(INPUT MATERIAL):
■ ■ ■ ■ ■
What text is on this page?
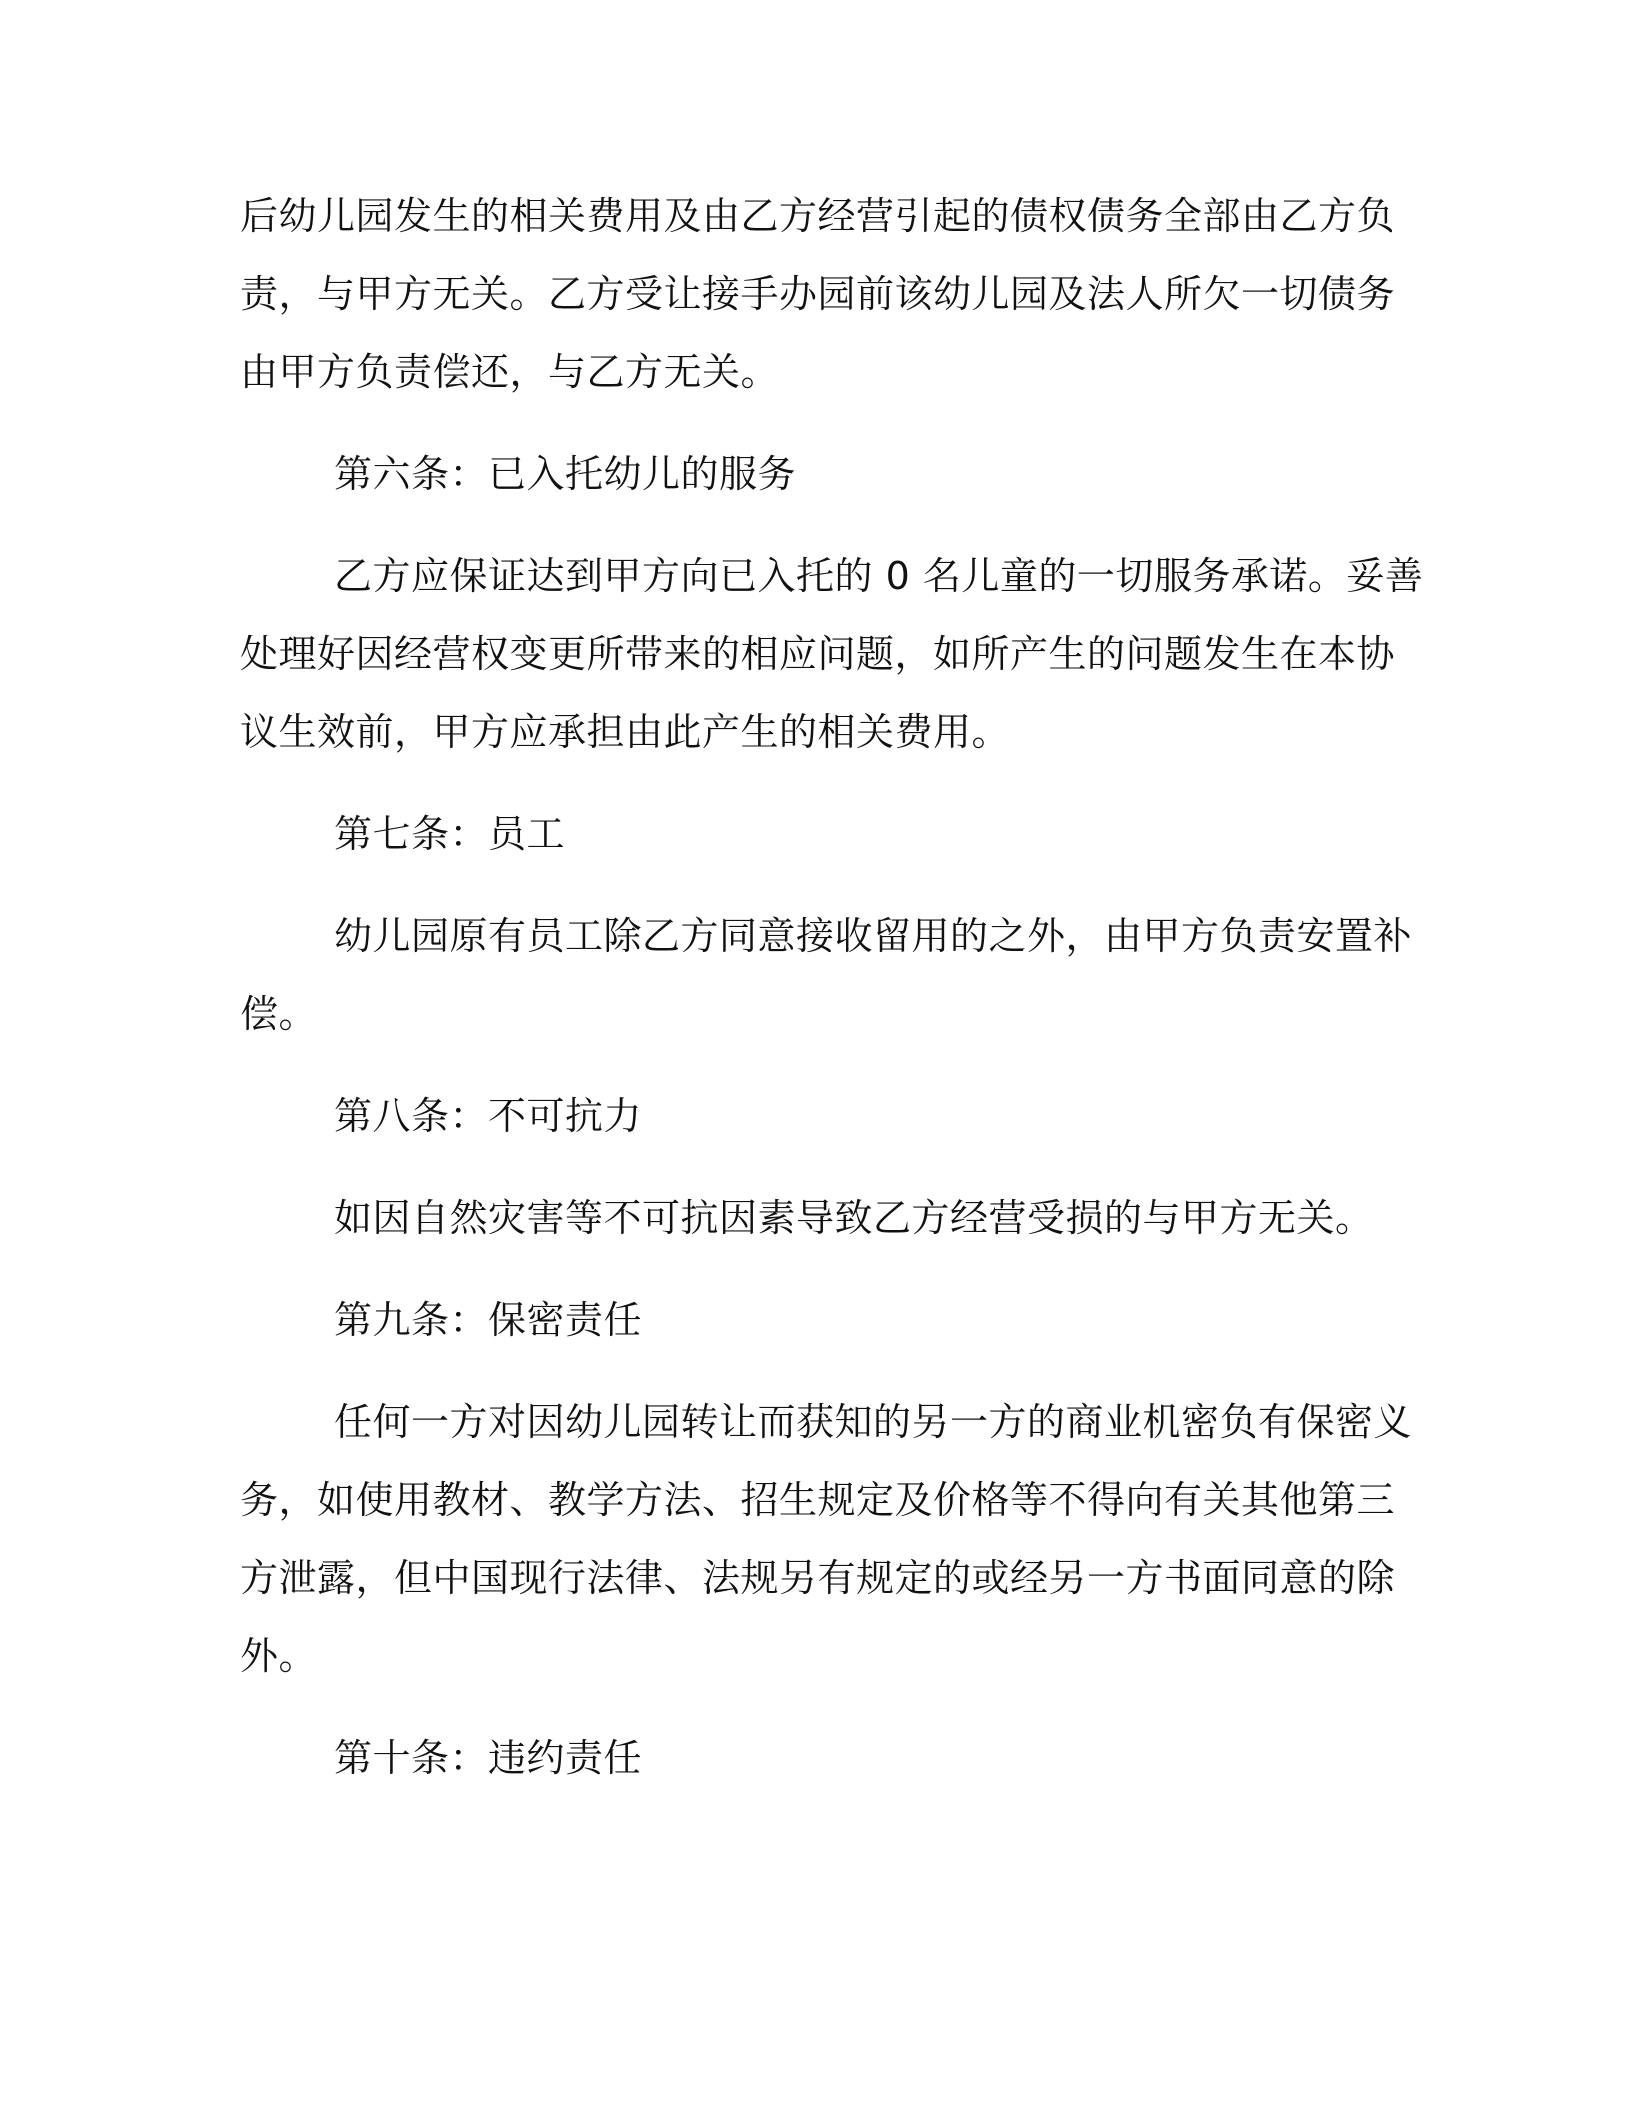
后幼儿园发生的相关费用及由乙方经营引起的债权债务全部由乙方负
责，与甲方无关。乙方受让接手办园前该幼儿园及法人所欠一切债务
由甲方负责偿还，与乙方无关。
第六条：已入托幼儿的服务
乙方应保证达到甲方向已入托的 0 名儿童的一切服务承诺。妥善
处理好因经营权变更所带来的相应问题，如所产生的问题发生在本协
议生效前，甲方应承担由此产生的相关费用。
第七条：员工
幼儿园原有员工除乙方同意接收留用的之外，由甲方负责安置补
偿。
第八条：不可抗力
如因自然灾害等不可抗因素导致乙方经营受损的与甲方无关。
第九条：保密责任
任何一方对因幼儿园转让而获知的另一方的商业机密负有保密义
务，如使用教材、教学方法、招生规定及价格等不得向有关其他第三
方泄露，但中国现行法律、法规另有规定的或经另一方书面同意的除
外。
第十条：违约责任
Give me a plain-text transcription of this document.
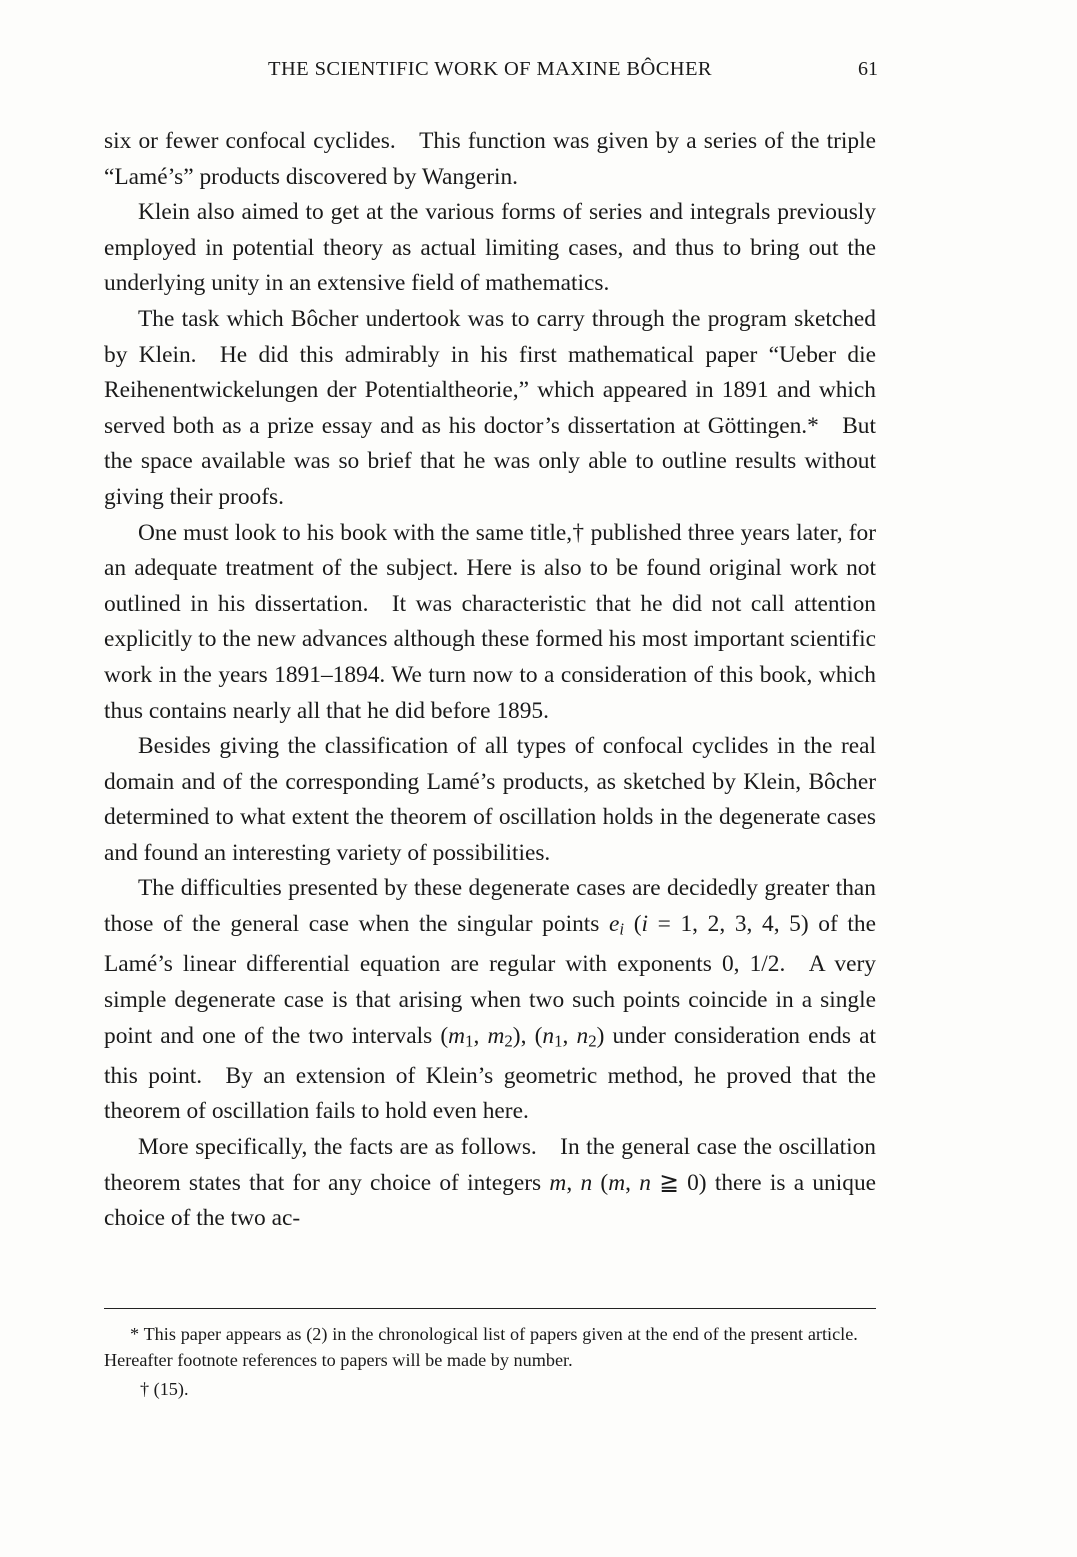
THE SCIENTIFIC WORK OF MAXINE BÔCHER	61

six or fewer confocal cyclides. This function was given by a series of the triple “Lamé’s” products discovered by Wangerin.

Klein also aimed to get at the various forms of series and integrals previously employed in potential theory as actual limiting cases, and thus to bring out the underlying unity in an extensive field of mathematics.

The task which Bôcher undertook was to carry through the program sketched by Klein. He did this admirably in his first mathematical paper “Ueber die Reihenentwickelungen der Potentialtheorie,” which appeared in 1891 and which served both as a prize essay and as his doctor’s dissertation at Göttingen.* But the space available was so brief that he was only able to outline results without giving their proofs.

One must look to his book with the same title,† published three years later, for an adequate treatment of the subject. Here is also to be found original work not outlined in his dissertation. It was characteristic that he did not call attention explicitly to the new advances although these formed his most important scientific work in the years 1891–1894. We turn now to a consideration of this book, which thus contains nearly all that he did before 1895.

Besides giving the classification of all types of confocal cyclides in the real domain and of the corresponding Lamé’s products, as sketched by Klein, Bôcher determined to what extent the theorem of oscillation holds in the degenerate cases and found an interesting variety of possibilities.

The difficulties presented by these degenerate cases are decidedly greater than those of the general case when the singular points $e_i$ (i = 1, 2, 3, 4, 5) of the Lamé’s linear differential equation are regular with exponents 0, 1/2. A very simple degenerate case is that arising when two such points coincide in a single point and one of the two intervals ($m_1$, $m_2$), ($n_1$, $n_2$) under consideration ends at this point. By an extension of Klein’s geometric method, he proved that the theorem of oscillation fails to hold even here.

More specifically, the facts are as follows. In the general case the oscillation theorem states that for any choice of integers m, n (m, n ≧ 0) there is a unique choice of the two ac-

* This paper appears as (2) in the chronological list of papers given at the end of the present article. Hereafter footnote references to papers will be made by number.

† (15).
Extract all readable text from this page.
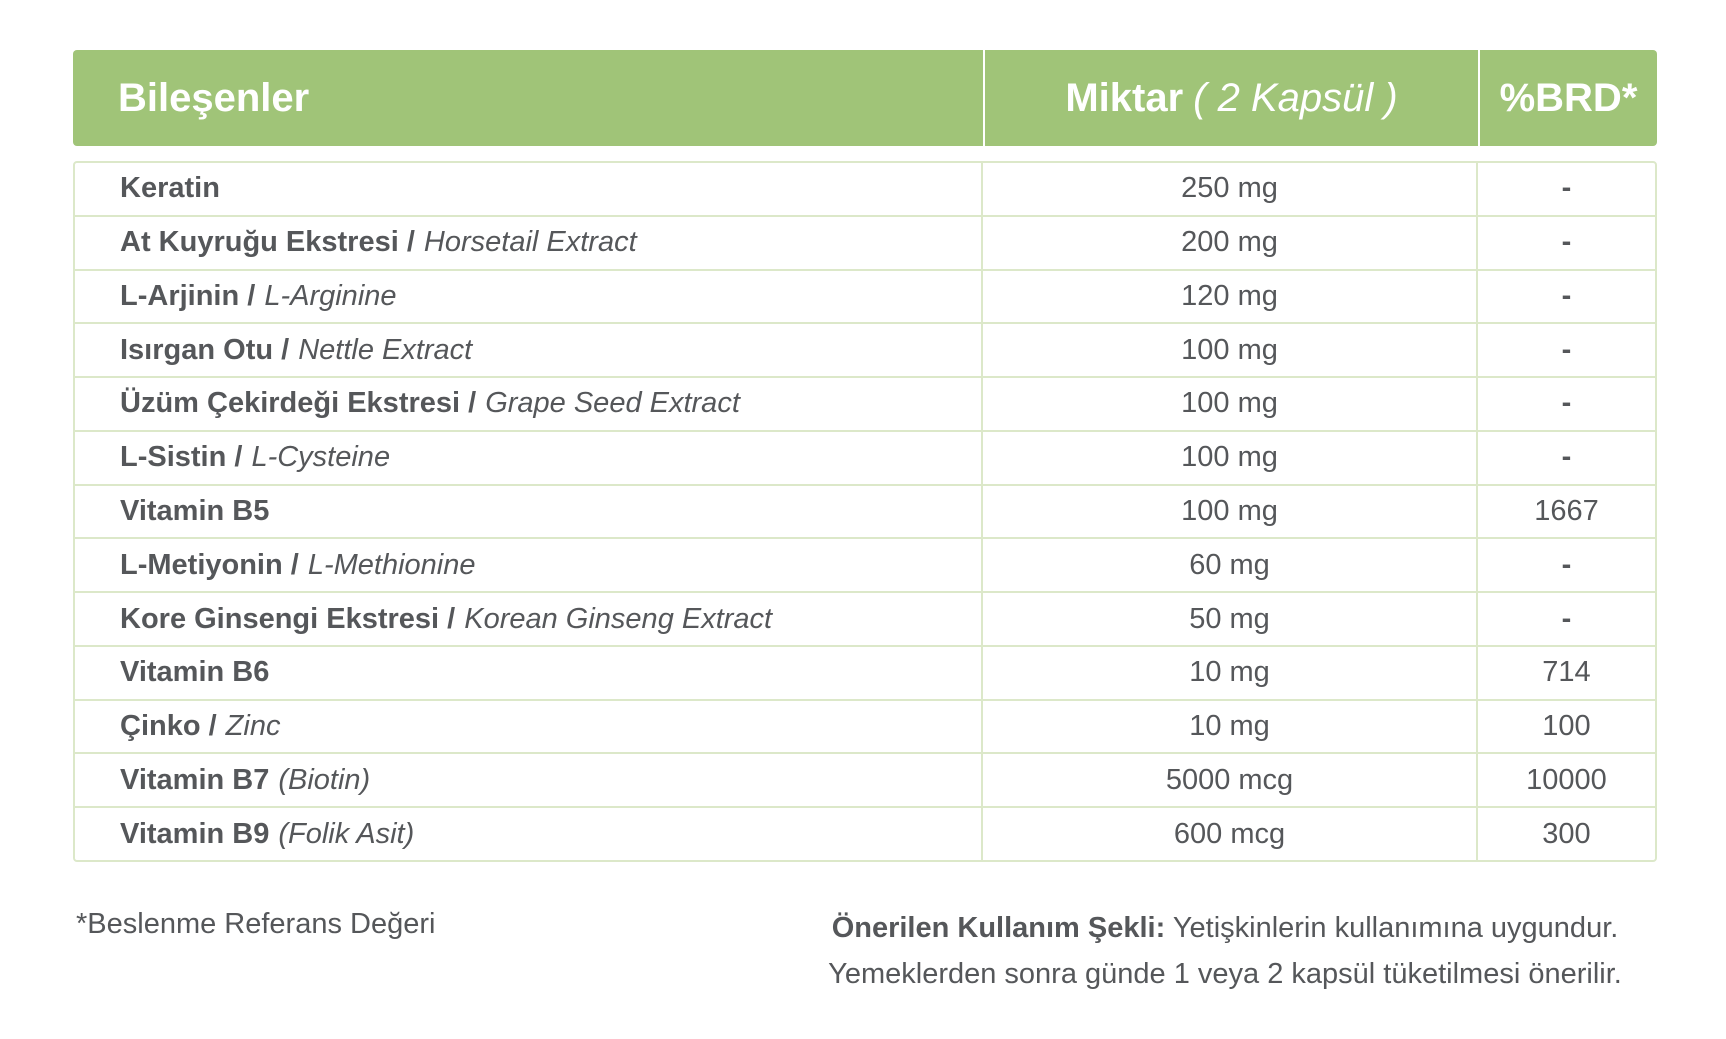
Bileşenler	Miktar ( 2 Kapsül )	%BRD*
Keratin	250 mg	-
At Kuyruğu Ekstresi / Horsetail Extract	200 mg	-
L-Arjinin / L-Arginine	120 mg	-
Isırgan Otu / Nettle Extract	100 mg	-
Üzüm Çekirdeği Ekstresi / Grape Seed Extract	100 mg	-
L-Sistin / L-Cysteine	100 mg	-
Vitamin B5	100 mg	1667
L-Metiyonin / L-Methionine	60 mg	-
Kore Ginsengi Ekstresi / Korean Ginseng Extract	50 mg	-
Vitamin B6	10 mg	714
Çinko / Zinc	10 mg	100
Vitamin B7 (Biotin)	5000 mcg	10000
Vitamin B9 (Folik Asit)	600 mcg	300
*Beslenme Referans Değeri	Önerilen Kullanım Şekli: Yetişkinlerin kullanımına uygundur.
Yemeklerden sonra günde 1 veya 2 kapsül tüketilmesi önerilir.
■ ■ ■ ■ ■
(TASK DIRECTIONS): Scan the listing above for the word "confocal" and copy every line that holds it.

(RESPONSE BELOW):
six or fewer confocal cyclides. This function was given by a series of the triple “Lamé’s” products discovered by Wangerin.
Besides giving the classification of all types of confocal cyclides in the real domain and of the corresponding Lamé’s products, as sketched by Klein, Bôcher determined to what extent the theorem of oscillation holds in the degenerate cases and found an interesting variety of possibilities.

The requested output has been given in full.